-------- 提供データ

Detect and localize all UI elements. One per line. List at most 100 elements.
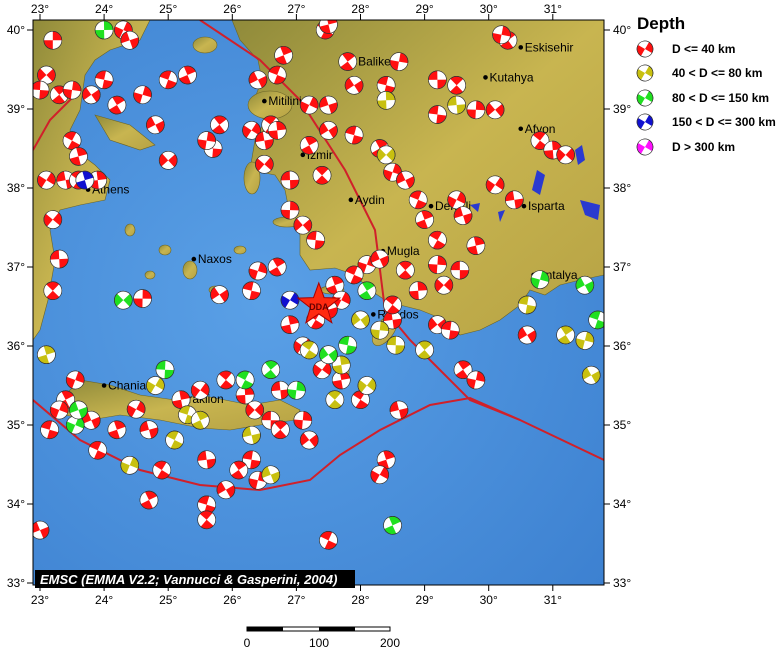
focal-mechanism	[556, 325, 575, 345]
focal-mechanism	[287, 380, 306, 400]
focal-mechanism	[43, 281, 63, 301]
focal-mechanism	[158, 151, 178, 170]
hellenic-trench	[33, 396, 521, 492]
focal-mechanism	[197, 131, 216, 150]
focal-mechanism	[319, 121, 338, 140]
focal-mechanism	[517, 325, 537, 345]
focal-mechanism	[319, 95, 338, 115]
lon-tick-label: 30°	[480, 593, 498, 607]
city-label: Mitilini	[268, 94, 301, 108]
city-label: Kutahya	[489, 70, 533, 84]
lon-tick-label: 29°	[416, 2, 434, 16]
focal-mechanism	[386, 335, 406, 355]
lat-tick-label: 33°	[613, 576, 631, 590]
city-dot	[191, 256, 197, 262]
focal-mechanism	[331, 355, 351, 375]
focal-mechanism	[210, 285, 229, 304]
focal-mechanism	[383, 162, 402, 182]
focal-mechanism	[267, 65, 287, 85]
focal-mechanism	[325, 390, 345, 410]
lon-tick-label: 29°	[416, 593, 434, 607]
focal-mechanism	[40, 420, 59, 440]
focal-mechanism	[485, 100, 505, 120]
scale-label: 200	[380, 636, 400, 649]
focal-mechanism	[158, 70, 178, 90]
scale-bar: 0 100 200	[244, 626, 400, 649]
focal-mechanism	[56, 170, 75, 190]
focal-mechanism	[299, 340, 319, 360]
focal-mechanism	[466, 100, 486, 120]
focal-mechanism	[114, 290, 133, 310]
city-dot	[518, 45, 524, 50]
focal-mechanism	[517, 295, 537, 315]
legend-beachball-icon	[636, 64, 654, 82]
focal-mechanism	[299, 136, 319, 155]
lakes	[470, 145, 600, 222]
focal-mechanism	[120, 30, 140, 50]
focal-mechanism	[319, 531, 338, 550]
plate-boundary	[199, 20, 604, 461]
focal-mechanism	[43, 30, 63, 50]
focal-mechanism	[271, 420, 290, 440]
land-chios	[243, 161, 261, 195]
focal-mechanism	[139, 420, 159, 440]
focal-mechanism	[242, 281, 261, 301]
land-euboea	[94, 114, 156, 151]
focal-mechanism	[255, 131, 274, 150]
focal-mechanism	[351, 310, 370, 330]
focal-mechanism	[357, 281, 377, 301]
focal-mechanism	[49, 400, 69, 420]
land-island	[124, 223, 136, 237]
city-label: Aydin	[355, 193, 385, 207]
focal-mechanism	[453, 360, 473, 380]
legend-label: 150 < D <= 300 km	[672, 115, 776, 129]
focal-mechanism	[49, 249, 69, 269]
focal-mechanism	[242, 425, 261, 445]
lat-tick-label: 39°	[613, 102, 631, 116]
star-icon	[296, 281, 342, 324]
lat-tick-label: 38°	[613, 181, 631, 195]
focal-mechanism	[428, 255, 447, 274]
legend-label: 80 < D <= 150 km	[672, 91, 769, 105]
focal-mechanism	[190, 380, 210, 400]
focal-mechanism	[376, 76, 396, 95]
focal-mechanism	[383, 516, 402, 535]
focal-mechanism	[293, 410, 313, 430]
focal-mechanism	[440, 320, 460, 340]
focal-mechanism	[530, 270, 550, 289]
lon-tick-label: 30°	[480, 2, 498, 16]
focal-mechanism	[466, 236, 486, 255]
focal-mechanism	[107, 95, 127, 115]
city-label: Mugla	[387, 244, 420, 258]
focal-mechanism	[69, 147, 88, 166]
focal-mechanism	[331, 290, 351, 310]
focal-mechanism	[376, 91, 396, 110]
lon-tick-label: 23°	[31, 2, 49, 16]
credit-box: EMSC (EMMA V2.2; Vannucci & Gasperini, 2…	[35, 570, 355, 588]
focal-mechanism	[146, 376, 165, 395]
focal-mechanism	[383, 295, 402, 315]
city-dot	[483, 75, 488, 80]
lon-tick-label: 24°	[95, 2, 113, 16]
legend-beachball-icon	[636, 113, 654, 131]
focal-mechanism	[485, 175, 505, 195]
focal-mechanism	[271, 380, 290, 400]
focal-mechanism	[75, 170, 95, 190]
focal-mechanism	[245, 400, 265, 420]
lon-tick-label: 27°	[287, 2, 305, 16]
focal-mechanism	[242, 450, 261, 470]
land-naxos	[182, 260, 198, 280]
focal-mechanism	[65, 370, 85, 390]
focal-mechanism	[94, 70, 114, 90]
focal-mechanism	[319, 20, 338, 34]
land-island	[144, 270, 156, 280]
lat-tick-label: 36°	[7, 339, 25, 353]
focal-mechanism	[389, 400, 409, 420]
lon-tick-label: 25°	[159, 593, 177, 607]
focal-mechanism	[248, 470, 268, 490]
focal-mechanism	[408, 190, 428, 210]
lat-tick-label: 37°	[7, 260, 25, 274]
city-dot	[262, 98, 267, 104]
focal-mechanism	[312, 360, 332, 380]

----------------

上のデータの各行を、画像は省いて一字一句そのまま書き写してもらえますか？

[回答の出力]:
Detect and localize all UI elements. One per line. List at most 100 elements.
focal-mechanism	[556, 325, 575, 345]
focal-mechanism	[287, 380, 306, 400]
focal-mechanism	[43, 281, 63, 301]
focal-mechanism	[158, 151, 178, 170]
hellenic-trench	[33, 396, 521, 492]
focal-mechanism	[197, 131, 216, 150]
focal-mechanism	[319, 121, 338, 140]
focal-mechanism	[517, 325, 537, 345]
focal-mechanism	[319, 95, 338, 115]
lon-tick-label: 30°	[480, 593, 498, 607]
city-label: Mitilini	[268, 94, 301, 108]
city-label: Kutahya	[489, 70, 533, 84]
lon-tick-label: 29°	[416, 2, 434, 16]
focal-mechanism	[386, 335, 406, 355]
lat-tick-label: 33°	[613, 576, 631, 590]
city-dot	[191, 256, 197, 262]
focal-mechanism	[331, 355, 351, 375]
focal-mechanism	[210, 285, 229, 304]
focal-mechanism	[383, 162, 402, 182]
focal-mechanism	[267, 65, 287, 85]
focal-mechanism	[325, 390, 345, 410]
lon-tick-label: 29°	[416, 593, 434, 607]
focal-mechanism	[40, 420, 59, 440]
focal-mechanism	[485, 100, 505, 120]
scale-label: 200	[380, 636, 400, 649]
focal-mechanism	[158, 70, 178, 90]
scale-bar: 0 100 200	[244, 626, 400, 649]
focal-mechanism	[56, 170, 75, 190]
focal-mechanism	[299, 340, 319, 360]
focal-mechanism	[466, 100, 486, 120]
focal-mechanism	[114, 290, 133, 310]
city-dot	[518, 45, 524, 50]
focal-mechanism	[517, 295, 537, 315]
legend-beachball-icon	[636, 64, 654, 82]
focal-mechanism	[299, 136, 319, 155]
lakes	[470, 145, 600, 222]
focal-mechanism	[120, 30, 140, 50]
focal-mechanism	[319, 531, 338, 550]
plate-boundary	[199, 20, 604, 461]
focal-mechanism	[43, 30, 63, 50]
focal-mechanism	[271, 420, 290, 440]
land-chios	[243, 161, 261, 195]
focal-mechanism	[139, 420, 159, 440]
focal-mechanism	[242, 281, 261, 301]
land-euboea	[94, 114, 156, 151]
focal-mechanism	[255, 131, 274, 150]
focal-mechanism	[351, 310, 370, 330]
focal-mechanism	[357, 281, 377, 301]
focal-mechanism	[49, 400, 69, 420]
land-island	[124, 223, 136, 237]
city-label: Aydin	[355, 193, 385, 207]
focal-mechanism	[453, 360, 473, 380]
legend-label: 150 < D <= 300 km	[672, 115, 776, 129]
focal-mechanism	[49, 249, 69, 269]
focal-mechanism	[242, 425, 261, 445]
lat-tick-label: 39°	[613, 102, 631, 116]
star-icon	[296, 281, 342, 324]
lat-tick-label: 38°	[613, 181, 631, 195]
focal-mechanism	[428, 255, 447, 274]
legend-label: 80 < D <= 150 km	[672, 91, 769, 105]
focal-mechanism	[190, 380, 210, 400]
focal-mechanism	[376, 76, 396, 95]
focal-mechanism	[383, 516, 402, 535]
focal-mechanism	[293, 410, 313, 430]
focal-mechanism	[440, 320, 460, 340]
focal-mechanism	[530, 270, 550, 289]
lon-tick-label: 30°	[480, 2, 498, 16]
focal-mechanism	[466, 236, 486, 255]
focal-mechanism	[107, 95, 127, 115]
city-label: Mugla	[387, 244, 420, 258]
focal-mechanism	[69, 147, 88, 166]
focal-mechanism	[331, 290, 351, 310]
focal-mechanism	[376, 91, 396, 110]
lon-tick-label: 23°	[31, 2, 49, 16]
credit-box: EMSC (EMMA V2.2; Vannucci & Gasperini, 2…	[35, 570, 355, 588]
focal-mechanism	[146, 376, 165, 395]
focal-mechanism	[383, 295, 402, 315]
city-dot	[483, 75, 488, 80]
lon-tick-label: 24°	[95, 2, 113, 16]
legend-beachball-icon	[636, 113, 654, 131]
focal-mechanism	[485, 175, 505, 195]
focal-mechanism	[271, 380, 290, 400]
focal-mechanism	[75, 170, 95, 190]
focal-mechanism	[245, 400, 265, 420]
lon-tick-label: 27°	[287, 2, 305, 16]
focal-mechanism	[242, 450, 261, 470]
land-naxos	[182, 260, 198, 280]
focal-mechanism	[65, 370, 85, 390]
focal-mechanism	[94, 70, 114, 90]
focal-mechanism	[319, 20, 338, 34]
land-island	[144, 270, 156, 280]
lat-tick-label: 36°	[7, 339, 25, 353]
focal-mechanism	[389, 400, 409, 420]
lon-tick-label: 25°	[159, 593, 177, 607]
focal-mechanism	[248, 470, 268, 490]
focal-mechanism	[408, 190, 428, 210]
lat-tick-label: 37°	[7, 260, 25, 274]
city-dot	[262, 98, 267, 104]
focal-mechanism	[312, 360, 332, 380]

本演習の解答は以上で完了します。